#### Written request
Repeat the records word for word, excluding any picture.

━━━ Given entries

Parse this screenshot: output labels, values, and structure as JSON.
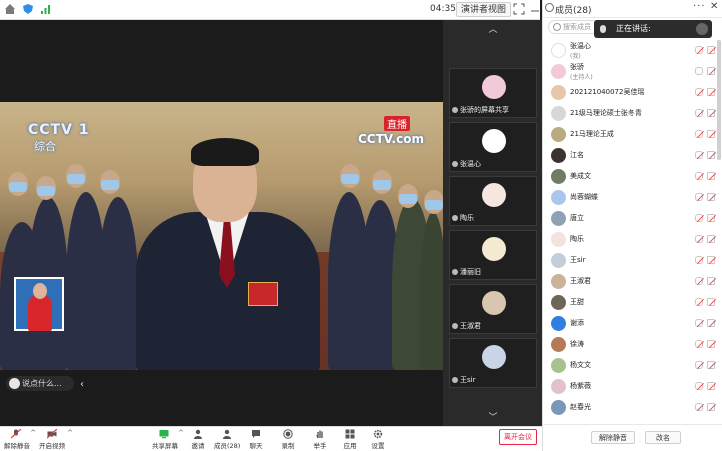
{
  "topbar": {
    "time": "04:35",
    "view_label": "演讲者视图",
    "icons": [
      "home-icon",
      "shield-icon",
      "signal-icon",
      "fullscreen-icon",
      "minimize-icon",
      "restore-icon",
      "close-icon"
    ]
  },
  "video": {
    "logo_left": "CCTV 1",
    "logo_left_sub": "综合",
    "logo_right": "CCTV.com",
    "live": "直播"
  },
  "chat": {
    "placeholder": "说点什么..."
  },
  "strip": {
    "tiles": [
      {
        "label": "张骄的屏幕共享"
      },
      {
        "label": "张温心"
      },
      {
        "label": "陶乐"
      },
      {
        "label": "潘丽旧"
      },
      {
        "label": "王淑君"
      },
      {
        "label": "王sir"
      }
    ]
  },
  "panel": {
    "title": "成员(28)",
    "search_placeholder": "搜索成员",
    "speaking_label": "正在讲话:",
    "members": [
      {
        "name": "张温心",
        "role": "(我)"
      },
      {
        "name": "张骄",
        "role": "(主持人)"
      },
      {
        "name": "202121040072吴佳瑶",
        "role": ""
      },
      {
        "name": "21级马理论硕士张冬青",
        "role": ""
      },
      {
        "name": "21马理论王成",
        "role": ""
      },
      {
        "name": "江名",
        "role": ""
      },
      {
        "name": "美成文",
        "role": ""
      },
      {
        "name": "尚蓉蝴蝶",
        "role": ""
      },
      {
        "name": "唐立",
        "role": ""
      },
      {
        "name": "陶乐",
        "role": ""
      },
      {
        "name": "王sir",
        "role": ""
      },
      {
        "name": "王淑君",
        "role": ""
      },
      {
        "name": "王甜",
        "role": ""
      },
      {
        "name": "谢添",
        "role": ""
      },
      {
        "name": "徐涛",
        "role": ""
      },
      {
        "name": "杨文文",
        "role": ""
      },
      {
        "name": "杨紫薇",
        "role": ""
      },
      {
        "name": "赵春光",
        "role": ""
      }
    ],
    "unmute_btn": "解除静音",
    "rename_btn": "改名"
  },
  "toolbar": {
    "items": [
      {
        "label": "解除静音",
        "icon": "mic-off-icon"
      },
      {
        "label": "开启视频",
        "icon": "camera-off-icon"
      },
      {
        "label": "共享屏幕",
        "icon": "share-screen-icon"
      },
      {
        "label": "邀请",
        "icon": "invite-icon"
      },
      {
        "label": "成员(28)",
        "icon": "members-icon"
      },
      {
        "label": "聊天",
        "icon": "chat-icon"
      },
      {
        "label": "录制",
        "icon": "record-icon"
      },
      {
        "label": "举手",
        "icon": "hand-icon"
      },
      {
        "label": "应用",
        "icon": "apps-icon"
      },
      {
        "label": "设置",
        "icon": "settings-icon"
      }
    ],
    "leave_label": "离开会议"
  }
}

━━━━━━

#### Reply to the task
Parse this screenshot: output labels, values, and structure as JSON.
{
  "topbar": {
    "time": "04:35",
    "view_label": "演讲者视图",
    "icons": [
      "home-icon",
      "shield-icon",
      "signal-icon",
      "fullscreen-icon",
      "minimize-icon",
      "restore-icon",
      "close-icon"
    ]
  },
  "video": {
    "logo_left": "CCTV 1",
    "logo_left_sub": "综合",
    "logo_right": "CCTV.com",
    "live": "直播"
  },
  "chat": {
    "placeholder": "说点什么..."
  },
  "strip": {
    "tiles": [
      {
        "label": "张骄的屏幕共享"
      },
      {
        "label": "张温心"
      },
      {
        "label": "陶乐"
      },
      {
        "label": "潘丽旧"
      },
      {
        "label": "王淑君"
      },
      {
        "label": "王sir"
      }
    ]
  },
  "panel": {
    "title": "成员(28)",
    "search_placeholder": "搜索成员",
    "speaking_label": "正在讲话:",
    "members": [
      {
        "name": "张温心",
        "role": "(我)"
      },
      {
        "name": "张骄",
        "role": "(主持人)"
      },
      {
        "name": "202121040072吴佳瑶",
        "role": ""
      },
      {
        "name": "21级马理论硕士张冬青",
        "role": ""
      },
      {
        "name": "21马理论王成",
        "role": ""
      },
      {
        "name": "江名",
        "role": ""
      },
      {
        "name": "美成文",
        "role": ""
      },
      {
        "name": "尚蓉蝴蝶",
        "role": ""
      },
      {
        "name": "唐立",
        "role": ""
      },
      {
        "name": "陶乐",
        "role": ""
      },
      {
        "name": "王sir",
        "role": ""
      },
      {
        "name": "王淑君",
        "role": ""
      },
      {
        "name": "王甜",
        "role": ""
      },
      {
        "name": "谢添",
        "role": ""
      },
      {
        "name": "徐涛",
        "role": ""
      },
      {
        "name": "杨文文",
        "role": ""
      },
      {
        "name": "杨紫薇",
        "role": ""
      },
      {
        "name": "赵春光",
        "role": ""
      }
    ],
    "unmute_btn": "解除静音",
    "rename_btn": "改名"
  },
  "toolbar": {
    "items": [
      {
        "label": "解除静音",
        "icon": "mic-off-icon"
      },
      {
        "label": "开启视频",
        "icon": "camera-off-icon"
      },
      {
        "label": "共享屏幕",
        "icon": "share-screen-icon"
      },
      {
        "label": "邀请",
        "icon": "invite-icon"
      },
      {
        "label": "成员(28)",
        "icon": "members-icon"
      },
      {
        "label": "聊天",
        "icon": "chat-icon"
      },
      {
        "label": "录制",
        "icon": "record-icon"
      },
      {
        "label": "举手",
        "icon": "hand-icon"
      },
      {
        "label": "应用",
        "icon": "apps-icon"
      },
      {
        "label": "设置",
        "icon": "settings-icon"
      }
    ],
    "leave_label": "离开会议"
  }
}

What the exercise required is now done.